#### Source material
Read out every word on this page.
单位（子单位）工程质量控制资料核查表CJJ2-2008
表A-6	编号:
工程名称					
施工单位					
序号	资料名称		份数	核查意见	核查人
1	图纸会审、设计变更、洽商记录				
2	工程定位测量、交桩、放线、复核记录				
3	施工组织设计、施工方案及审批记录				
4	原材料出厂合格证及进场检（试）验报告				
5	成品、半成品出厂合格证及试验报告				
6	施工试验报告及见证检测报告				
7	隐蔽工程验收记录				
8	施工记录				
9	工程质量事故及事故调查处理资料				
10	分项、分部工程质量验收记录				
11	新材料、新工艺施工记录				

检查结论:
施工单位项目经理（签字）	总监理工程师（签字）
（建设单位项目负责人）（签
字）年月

#### Problem details
Write down the full listing again, exactly.

#### Task answer
Read out every word on this page.
单位（子单位）工程质量控制资料核查表CJJ2-2008
表A-6	编号:
工程名称					
施工单位					
序号	资料名称		份数	核查意见	核查人
1	图纸会审、设计变更、洽商记录				
2	工程定位测量、交桩、放线、复核记录				
3	施工组织设计、施工方案及审批记录				
4	原材料出厂合格证及进场检（试）验报告				
5	成品、半成品出厂合格证及试验报告				
6	施工试验报告及见证检测报告				
7	隐蔽工程验收记录				
8	施工记录				
9	工程质量事故及事故调查处理资料				
10	分项、分部工程质量验收记录				
11	新材料、新工艺施工记录				

检查结论:
施工单位项目经理（签字）	总监理工程师（签字）
（建设单位项目负责人）（签
字）年月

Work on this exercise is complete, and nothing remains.